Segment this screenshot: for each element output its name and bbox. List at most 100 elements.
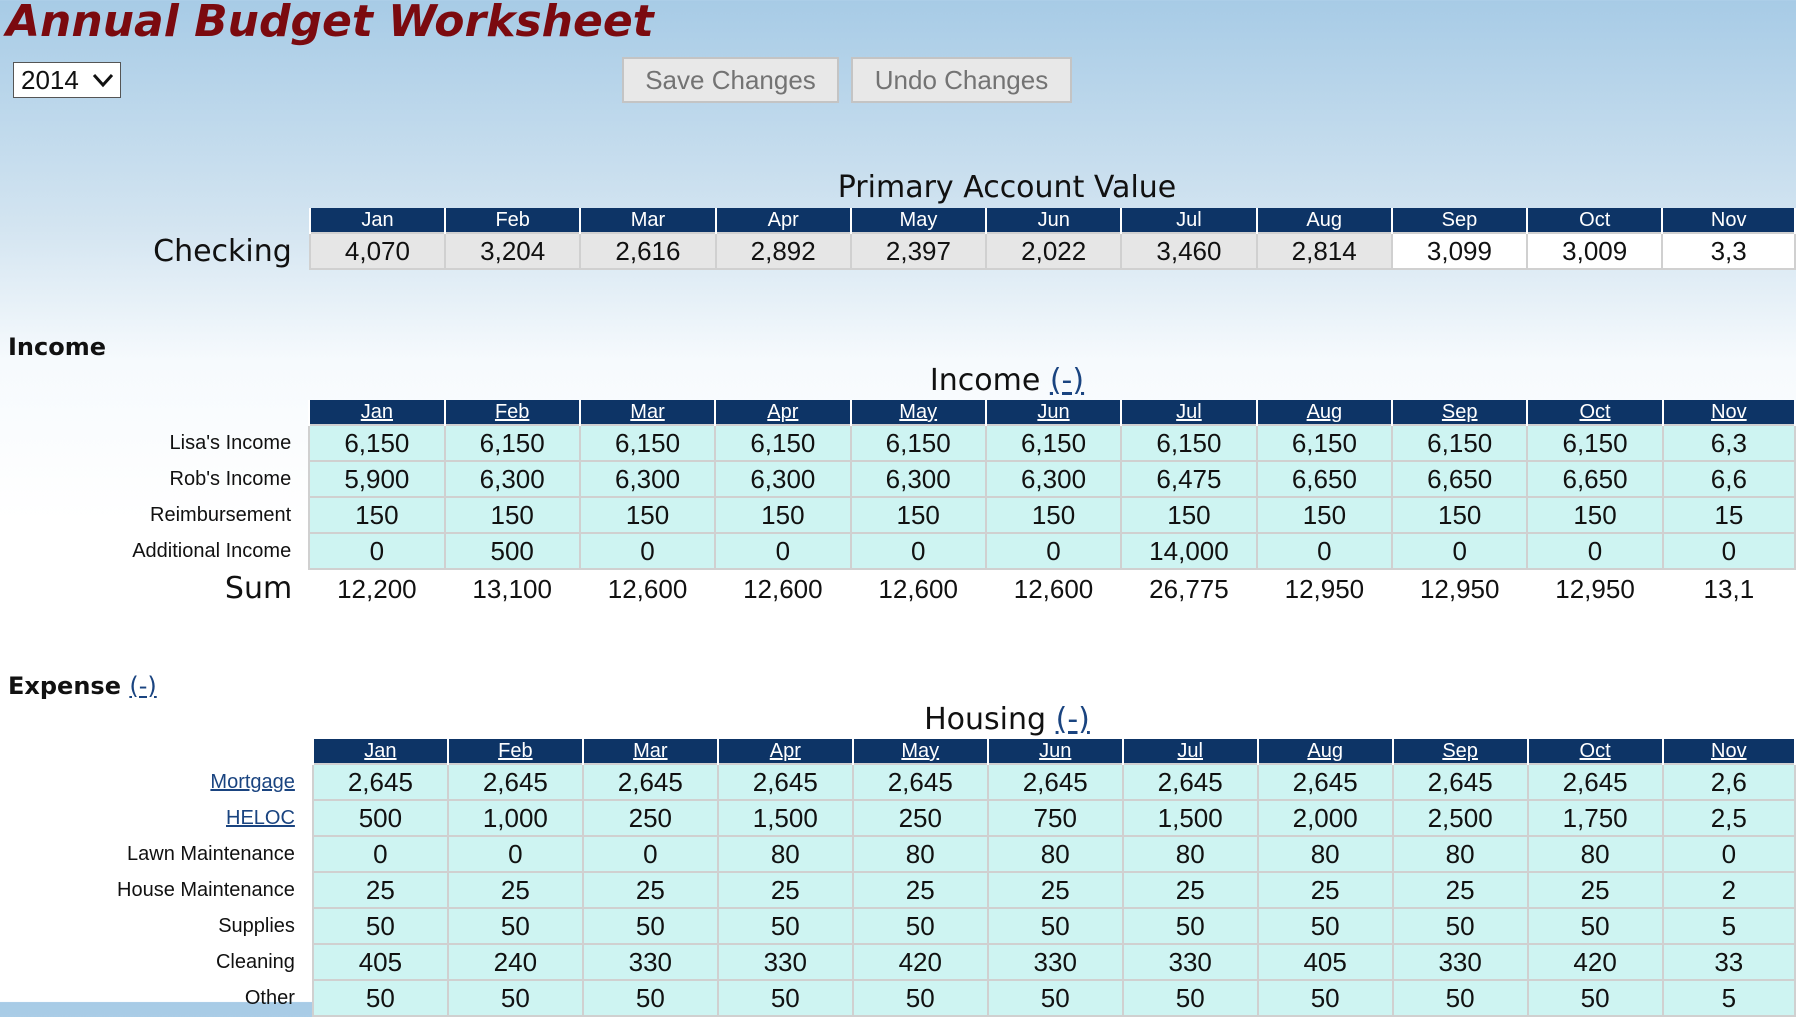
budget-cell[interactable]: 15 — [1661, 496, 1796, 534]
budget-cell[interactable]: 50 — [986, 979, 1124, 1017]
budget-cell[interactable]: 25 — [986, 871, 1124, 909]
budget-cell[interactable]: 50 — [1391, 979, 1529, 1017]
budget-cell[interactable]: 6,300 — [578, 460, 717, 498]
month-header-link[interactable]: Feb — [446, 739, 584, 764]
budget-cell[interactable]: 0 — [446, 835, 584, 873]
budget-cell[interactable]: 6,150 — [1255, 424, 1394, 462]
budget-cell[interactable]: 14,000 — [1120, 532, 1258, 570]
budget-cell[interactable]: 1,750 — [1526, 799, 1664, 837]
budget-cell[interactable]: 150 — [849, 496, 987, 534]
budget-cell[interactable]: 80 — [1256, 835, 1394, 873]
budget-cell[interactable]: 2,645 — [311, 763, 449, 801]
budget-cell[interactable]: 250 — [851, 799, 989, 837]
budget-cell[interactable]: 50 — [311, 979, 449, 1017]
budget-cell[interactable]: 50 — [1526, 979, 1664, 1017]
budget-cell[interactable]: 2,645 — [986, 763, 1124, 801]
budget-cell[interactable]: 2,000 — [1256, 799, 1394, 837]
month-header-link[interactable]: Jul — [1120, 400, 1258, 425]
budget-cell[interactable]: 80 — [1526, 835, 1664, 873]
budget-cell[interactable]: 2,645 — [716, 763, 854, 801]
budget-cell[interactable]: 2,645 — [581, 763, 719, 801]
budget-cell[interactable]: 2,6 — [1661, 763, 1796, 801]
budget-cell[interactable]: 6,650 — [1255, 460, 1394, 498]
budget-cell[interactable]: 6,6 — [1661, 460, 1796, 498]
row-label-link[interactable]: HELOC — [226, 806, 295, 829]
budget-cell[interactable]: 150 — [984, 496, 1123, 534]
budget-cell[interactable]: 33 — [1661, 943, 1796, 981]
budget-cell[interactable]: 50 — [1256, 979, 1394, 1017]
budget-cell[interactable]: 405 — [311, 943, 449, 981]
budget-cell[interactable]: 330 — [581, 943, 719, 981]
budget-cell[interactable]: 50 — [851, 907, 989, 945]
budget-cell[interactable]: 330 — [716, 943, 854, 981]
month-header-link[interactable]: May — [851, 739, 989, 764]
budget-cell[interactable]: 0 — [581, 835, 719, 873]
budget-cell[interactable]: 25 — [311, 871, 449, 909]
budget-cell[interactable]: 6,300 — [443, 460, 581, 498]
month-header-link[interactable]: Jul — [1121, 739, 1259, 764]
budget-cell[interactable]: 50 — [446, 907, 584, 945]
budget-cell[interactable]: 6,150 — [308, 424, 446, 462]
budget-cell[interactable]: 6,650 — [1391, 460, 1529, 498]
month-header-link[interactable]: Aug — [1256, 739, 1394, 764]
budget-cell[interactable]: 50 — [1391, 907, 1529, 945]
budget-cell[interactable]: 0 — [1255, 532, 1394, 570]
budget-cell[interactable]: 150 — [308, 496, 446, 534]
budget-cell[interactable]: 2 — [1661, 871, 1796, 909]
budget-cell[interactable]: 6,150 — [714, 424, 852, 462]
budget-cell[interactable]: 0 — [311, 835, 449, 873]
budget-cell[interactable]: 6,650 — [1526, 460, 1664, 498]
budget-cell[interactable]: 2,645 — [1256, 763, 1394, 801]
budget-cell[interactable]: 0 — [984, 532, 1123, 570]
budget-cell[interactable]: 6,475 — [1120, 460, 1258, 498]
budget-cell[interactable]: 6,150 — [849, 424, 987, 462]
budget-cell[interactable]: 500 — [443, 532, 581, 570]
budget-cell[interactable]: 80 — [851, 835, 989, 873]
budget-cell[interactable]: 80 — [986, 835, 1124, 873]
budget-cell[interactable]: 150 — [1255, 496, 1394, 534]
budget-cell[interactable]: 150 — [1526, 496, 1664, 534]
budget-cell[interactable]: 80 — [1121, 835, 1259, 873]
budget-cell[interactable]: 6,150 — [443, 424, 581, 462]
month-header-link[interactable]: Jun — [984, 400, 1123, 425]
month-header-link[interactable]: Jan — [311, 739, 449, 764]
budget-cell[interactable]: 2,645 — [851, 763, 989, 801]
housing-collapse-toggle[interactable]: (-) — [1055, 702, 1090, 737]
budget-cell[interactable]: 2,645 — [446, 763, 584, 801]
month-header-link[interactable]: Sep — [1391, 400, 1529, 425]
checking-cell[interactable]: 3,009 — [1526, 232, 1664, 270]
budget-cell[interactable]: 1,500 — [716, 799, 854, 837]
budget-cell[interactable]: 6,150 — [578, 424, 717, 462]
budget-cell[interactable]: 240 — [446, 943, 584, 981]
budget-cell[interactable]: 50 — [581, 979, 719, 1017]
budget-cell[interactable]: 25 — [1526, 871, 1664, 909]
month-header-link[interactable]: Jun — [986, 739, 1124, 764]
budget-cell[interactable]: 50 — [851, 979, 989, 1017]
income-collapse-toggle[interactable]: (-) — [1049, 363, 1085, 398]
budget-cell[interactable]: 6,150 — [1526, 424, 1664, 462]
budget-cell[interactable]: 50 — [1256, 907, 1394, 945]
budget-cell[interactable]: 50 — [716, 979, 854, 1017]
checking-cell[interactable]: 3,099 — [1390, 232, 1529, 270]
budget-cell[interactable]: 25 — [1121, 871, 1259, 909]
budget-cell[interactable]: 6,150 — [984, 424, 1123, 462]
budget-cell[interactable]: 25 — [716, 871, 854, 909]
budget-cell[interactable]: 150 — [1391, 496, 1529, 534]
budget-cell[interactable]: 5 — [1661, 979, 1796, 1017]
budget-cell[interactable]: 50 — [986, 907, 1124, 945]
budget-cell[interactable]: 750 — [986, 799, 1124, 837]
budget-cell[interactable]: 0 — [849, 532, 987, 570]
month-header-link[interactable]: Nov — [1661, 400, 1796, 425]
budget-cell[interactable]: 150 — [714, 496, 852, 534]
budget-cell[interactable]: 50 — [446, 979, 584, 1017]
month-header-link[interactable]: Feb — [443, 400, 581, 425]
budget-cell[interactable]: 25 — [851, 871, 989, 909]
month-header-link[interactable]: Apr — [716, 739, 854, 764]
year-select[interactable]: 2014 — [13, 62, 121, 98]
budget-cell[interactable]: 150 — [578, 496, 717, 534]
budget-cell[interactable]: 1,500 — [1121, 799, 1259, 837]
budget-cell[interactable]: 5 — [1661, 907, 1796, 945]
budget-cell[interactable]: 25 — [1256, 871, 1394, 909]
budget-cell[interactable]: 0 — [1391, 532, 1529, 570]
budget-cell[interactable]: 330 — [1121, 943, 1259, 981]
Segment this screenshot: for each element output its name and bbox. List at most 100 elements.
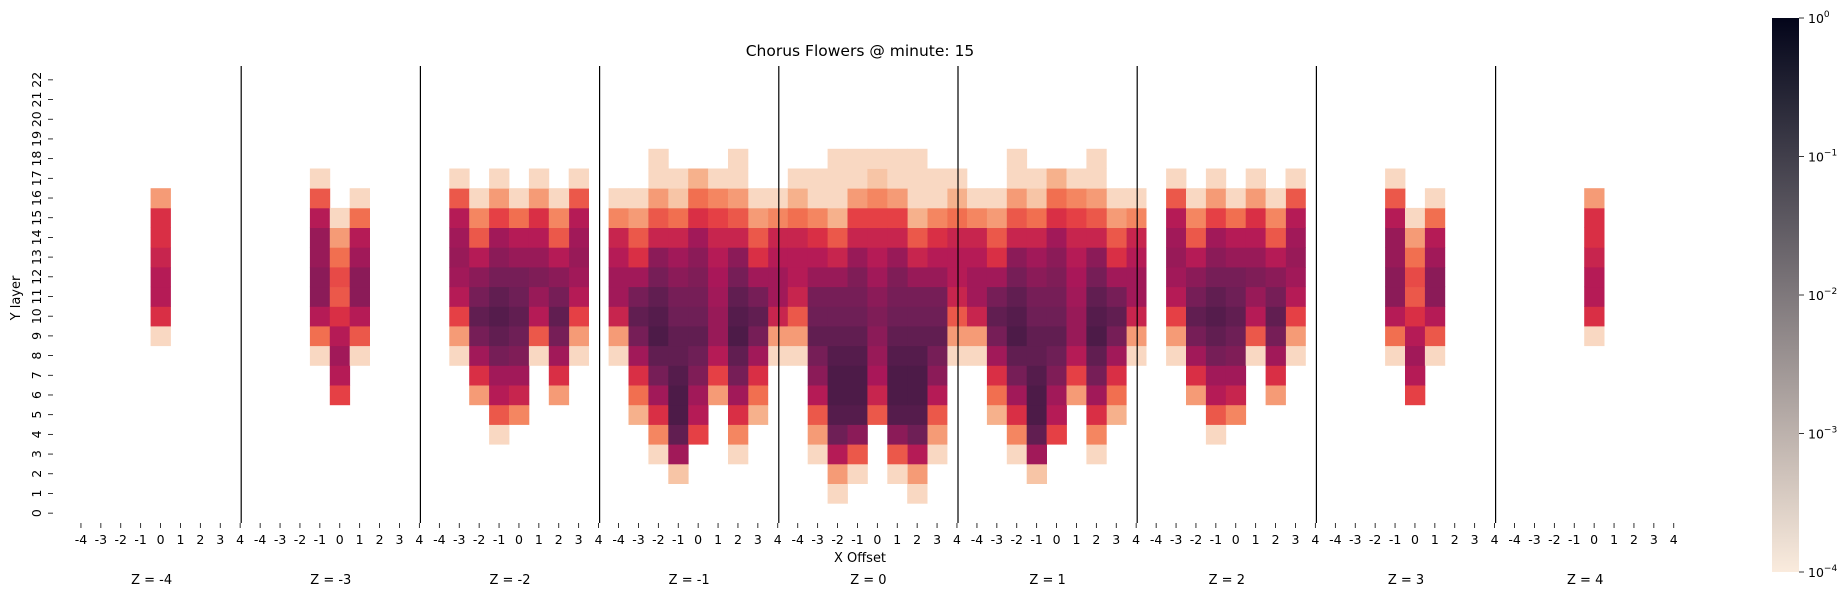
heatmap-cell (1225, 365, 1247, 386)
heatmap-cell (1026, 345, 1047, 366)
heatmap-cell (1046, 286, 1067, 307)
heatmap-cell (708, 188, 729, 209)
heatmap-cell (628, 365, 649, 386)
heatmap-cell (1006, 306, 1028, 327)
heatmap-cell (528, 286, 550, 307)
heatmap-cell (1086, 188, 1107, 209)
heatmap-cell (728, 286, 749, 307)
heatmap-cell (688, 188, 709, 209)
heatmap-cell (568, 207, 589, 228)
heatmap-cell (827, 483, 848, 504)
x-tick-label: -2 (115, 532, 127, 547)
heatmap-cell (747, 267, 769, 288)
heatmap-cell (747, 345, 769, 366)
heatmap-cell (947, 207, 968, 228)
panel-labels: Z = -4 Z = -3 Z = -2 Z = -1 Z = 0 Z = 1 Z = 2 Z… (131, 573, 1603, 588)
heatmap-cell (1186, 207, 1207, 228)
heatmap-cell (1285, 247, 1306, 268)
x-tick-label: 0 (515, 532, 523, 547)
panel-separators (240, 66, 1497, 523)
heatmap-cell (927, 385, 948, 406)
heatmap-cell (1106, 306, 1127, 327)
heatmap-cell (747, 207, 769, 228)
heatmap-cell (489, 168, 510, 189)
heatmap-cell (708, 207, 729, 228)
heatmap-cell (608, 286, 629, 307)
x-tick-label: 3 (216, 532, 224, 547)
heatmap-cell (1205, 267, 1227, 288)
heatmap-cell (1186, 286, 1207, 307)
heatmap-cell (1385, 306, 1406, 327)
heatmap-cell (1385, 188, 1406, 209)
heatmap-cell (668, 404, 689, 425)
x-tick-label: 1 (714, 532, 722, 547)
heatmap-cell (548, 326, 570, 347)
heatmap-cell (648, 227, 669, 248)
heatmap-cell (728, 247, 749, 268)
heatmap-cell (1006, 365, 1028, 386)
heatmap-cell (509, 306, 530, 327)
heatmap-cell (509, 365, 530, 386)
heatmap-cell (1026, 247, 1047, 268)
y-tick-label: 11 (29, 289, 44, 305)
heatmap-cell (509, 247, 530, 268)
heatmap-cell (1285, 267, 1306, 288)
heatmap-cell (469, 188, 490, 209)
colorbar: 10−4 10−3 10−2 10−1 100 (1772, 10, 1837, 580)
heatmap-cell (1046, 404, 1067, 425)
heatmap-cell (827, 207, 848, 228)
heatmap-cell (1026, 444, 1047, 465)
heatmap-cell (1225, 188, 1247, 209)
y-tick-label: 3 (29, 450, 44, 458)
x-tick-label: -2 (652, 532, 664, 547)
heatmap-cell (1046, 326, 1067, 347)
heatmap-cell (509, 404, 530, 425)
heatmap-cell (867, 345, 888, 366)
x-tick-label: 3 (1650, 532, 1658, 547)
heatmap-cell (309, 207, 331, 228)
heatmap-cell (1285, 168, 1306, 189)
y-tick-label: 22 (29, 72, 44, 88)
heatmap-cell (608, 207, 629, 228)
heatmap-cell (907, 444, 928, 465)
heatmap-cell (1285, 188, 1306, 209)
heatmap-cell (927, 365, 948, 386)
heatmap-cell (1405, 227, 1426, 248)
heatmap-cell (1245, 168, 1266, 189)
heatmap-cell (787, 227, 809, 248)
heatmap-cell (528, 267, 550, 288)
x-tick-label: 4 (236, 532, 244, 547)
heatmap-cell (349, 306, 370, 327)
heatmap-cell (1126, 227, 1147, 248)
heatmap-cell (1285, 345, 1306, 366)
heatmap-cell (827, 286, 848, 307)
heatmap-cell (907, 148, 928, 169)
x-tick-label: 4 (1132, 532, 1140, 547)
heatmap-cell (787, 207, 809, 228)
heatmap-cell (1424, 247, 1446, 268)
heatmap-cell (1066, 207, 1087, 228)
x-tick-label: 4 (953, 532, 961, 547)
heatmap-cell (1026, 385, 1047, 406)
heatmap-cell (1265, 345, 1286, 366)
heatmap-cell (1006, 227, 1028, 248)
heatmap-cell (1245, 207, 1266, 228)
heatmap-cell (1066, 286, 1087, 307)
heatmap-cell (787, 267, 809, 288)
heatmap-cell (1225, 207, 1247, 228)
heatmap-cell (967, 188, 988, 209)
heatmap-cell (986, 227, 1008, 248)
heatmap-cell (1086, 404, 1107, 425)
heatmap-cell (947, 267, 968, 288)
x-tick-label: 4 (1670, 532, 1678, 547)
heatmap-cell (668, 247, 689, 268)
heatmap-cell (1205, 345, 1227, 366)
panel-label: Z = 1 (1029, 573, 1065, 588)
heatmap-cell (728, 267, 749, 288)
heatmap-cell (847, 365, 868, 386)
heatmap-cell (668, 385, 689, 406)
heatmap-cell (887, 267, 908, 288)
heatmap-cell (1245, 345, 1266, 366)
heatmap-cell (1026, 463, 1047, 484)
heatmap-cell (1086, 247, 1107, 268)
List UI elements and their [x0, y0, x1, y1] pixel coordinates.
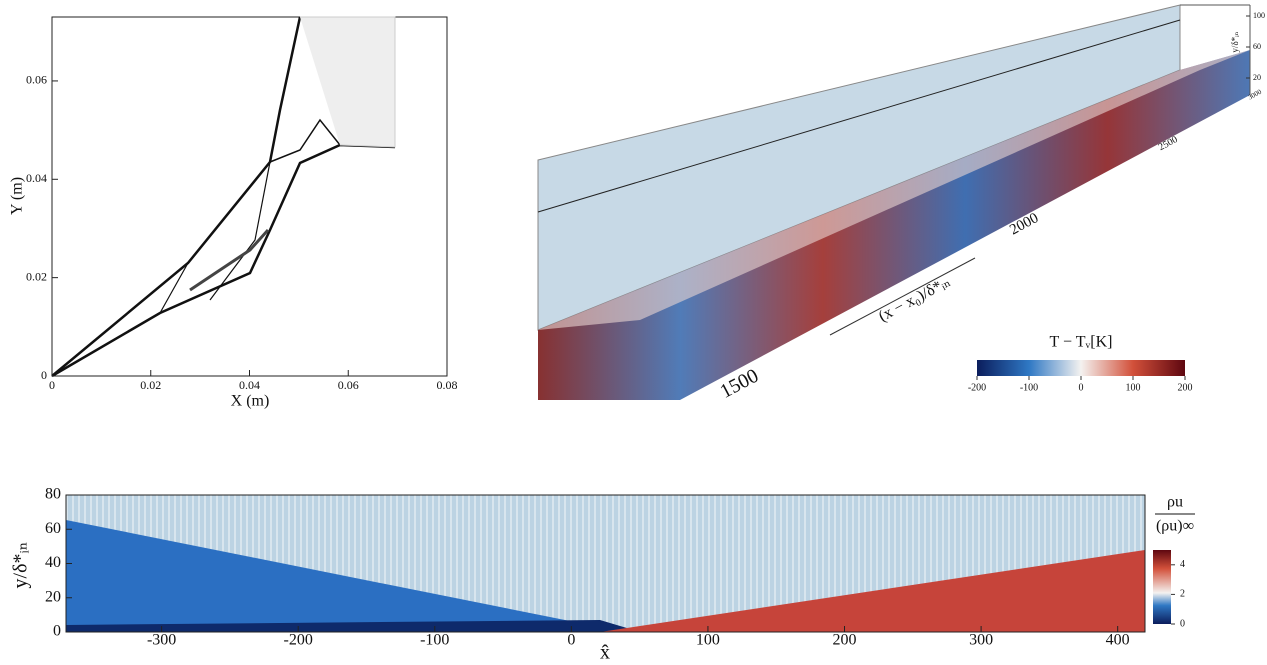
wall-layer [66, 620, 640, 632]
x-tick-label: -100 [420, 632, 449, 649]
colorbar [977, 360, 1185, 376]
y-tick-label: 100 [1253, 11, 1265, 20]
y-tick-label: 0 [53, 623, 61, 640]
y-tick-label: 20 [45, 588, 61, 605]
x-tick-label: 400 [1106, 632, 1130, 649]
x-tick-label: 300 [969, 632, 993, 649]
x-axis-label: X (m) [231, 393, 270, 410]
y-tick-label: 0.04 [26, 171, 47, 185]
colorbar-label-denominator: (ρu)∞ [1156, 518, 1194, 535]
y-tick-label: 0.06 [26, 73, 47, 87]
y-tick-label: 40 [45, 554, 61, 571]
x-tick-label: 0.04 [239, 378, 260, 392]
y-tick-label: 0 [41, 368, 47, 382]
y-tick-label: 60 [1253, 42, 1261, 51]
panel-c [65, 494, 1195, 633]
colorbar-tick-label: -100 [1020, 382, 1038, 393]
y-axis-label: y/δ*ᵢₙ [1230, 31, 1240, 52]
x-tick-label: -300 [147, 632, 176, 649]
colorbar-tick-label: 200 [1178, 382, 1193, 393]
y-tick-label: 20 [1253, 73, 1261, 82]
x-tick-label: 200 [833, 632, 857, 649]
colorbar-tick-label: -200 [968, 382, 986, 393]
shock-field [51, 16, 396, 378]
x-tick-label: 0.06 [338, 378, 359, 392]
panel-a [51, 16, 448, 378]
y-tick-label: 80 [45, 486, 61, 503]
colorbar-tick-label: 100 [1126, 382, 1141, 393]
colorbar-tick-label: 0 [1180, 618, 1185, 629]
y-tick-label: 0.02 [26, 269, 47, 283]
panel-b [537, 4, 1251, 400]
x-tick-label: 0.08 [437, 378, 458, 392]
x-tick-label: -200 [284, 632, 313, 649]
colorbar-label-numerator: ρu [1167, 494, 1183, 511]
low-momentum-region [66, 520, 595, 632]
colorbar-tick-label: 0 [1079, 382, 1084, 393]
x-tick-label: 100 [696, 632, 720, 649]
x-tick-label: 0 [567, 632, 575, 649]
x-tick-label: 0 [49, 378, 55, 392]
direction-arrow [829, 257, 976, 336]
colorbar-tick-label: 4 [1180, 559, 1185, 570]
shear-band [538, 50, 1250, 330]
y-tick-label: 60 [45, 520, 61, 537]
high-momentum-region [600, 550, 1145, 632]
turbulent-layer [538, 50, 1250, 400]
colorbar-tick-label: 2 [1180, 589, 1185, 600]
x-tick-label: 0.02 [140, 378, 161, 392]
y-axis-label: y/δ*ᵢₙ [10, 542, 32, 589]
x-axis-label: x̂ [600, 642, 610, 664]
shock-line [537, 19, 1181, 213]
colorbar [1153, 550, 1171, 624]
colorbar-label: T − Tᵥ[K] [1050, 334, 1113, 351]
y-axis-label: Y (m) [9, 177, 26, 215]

* * * * *

WRITTEN TASK> How many lines of the records contain the string "layer"? Give only the number.

EXPECTED ANSWER> 2